__What you will do__
Search the material and gather each line with "Ryan" in it.

::: Records shown :::

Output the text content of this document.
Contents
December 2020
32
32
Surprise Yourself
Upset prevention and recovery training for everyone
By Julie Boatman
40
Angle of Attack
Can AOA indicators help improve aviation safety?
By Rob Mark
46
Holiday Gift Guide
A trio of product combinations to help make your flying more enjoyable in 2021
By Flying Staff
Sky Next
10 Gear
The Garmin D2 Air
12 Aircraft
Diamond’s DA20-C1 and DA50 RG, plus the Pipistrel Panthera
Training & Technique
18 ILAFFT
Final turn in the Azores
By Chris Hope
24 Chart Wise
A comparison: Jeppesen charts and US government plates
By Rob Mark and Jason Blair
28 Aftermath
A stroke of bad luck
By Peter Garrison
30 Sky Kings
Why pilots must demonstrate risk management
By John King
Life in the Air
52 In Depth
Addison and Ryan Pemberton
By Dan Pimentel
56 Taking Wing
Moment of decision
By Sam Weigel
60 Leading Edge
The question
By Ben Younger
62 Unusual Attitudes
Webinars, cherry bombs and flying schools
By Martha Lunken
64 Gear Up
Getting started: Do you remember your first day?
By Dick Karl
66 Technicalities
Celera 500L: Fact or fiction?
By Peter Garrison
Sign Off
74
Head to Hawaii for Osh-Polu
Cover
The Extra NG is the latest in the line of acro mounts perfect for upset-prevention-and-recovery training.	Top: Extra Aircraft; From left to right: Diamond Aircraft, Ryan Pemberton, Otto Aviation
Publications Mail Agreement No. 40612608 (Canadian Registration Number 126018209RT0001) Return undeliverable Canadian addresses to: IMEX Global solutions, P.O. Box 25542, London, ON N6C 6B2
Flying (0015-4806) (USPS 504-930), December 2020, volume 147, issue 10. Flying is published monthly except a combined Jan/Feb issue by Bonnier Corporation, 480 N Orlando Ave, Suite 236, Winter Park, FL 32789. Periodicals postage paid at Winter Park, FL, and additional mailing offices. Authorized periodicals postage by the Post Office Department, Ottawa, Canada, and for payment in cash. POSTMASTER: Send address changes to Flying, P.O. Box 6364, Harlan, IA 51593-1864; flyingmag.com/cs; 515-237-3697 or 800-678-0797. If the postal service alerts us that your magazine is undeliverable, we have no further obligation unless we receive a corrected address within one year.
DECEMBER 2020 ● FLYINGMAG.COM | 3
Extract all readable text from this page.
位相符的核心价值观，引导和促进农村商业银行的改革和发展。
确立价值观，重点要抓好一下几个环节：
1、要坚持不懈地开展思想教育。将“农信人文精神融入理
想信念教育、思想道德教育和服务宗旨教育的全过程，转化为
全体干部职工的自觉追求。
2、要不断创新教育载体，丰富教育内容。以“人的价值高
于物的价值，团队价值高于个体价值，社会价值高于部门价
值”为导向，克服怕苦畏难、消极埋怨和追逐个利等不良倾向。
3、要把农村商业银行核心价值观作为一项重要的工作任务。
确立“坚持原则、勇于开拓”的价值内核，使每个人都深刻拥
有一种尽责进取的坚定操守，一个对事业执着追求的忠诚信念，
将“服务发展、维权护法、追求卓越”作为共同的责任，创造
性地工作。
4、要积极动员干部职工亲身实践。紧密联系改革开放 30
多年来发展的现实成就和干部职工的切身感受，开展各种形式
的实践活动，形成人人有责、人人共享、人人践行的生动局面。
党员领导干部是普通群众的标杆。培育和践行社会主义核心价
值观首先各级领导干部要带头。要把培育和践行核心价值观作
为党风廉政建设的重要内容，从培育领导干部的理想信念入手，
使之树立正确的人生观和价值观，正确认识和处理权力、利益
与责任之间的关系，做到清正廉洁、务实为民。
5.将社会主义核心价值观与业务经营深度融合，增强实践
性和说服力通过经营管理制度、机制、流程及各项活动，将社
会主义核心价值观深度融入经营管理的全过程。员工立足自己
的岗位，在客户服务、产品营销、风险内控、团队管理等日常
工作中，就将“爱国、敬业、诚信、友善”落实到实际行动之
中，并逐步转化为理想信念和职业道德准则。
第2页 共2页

:::

__Output__
Addison and Ryan Pemberton
The Extra NG is the latest in the line of acro mounts perfect for upset-prevention-and-recovery training.	Top: Extra Aircraft; From left to right: Diamond Aircraft, Ryan Pemberton, Otto Aviation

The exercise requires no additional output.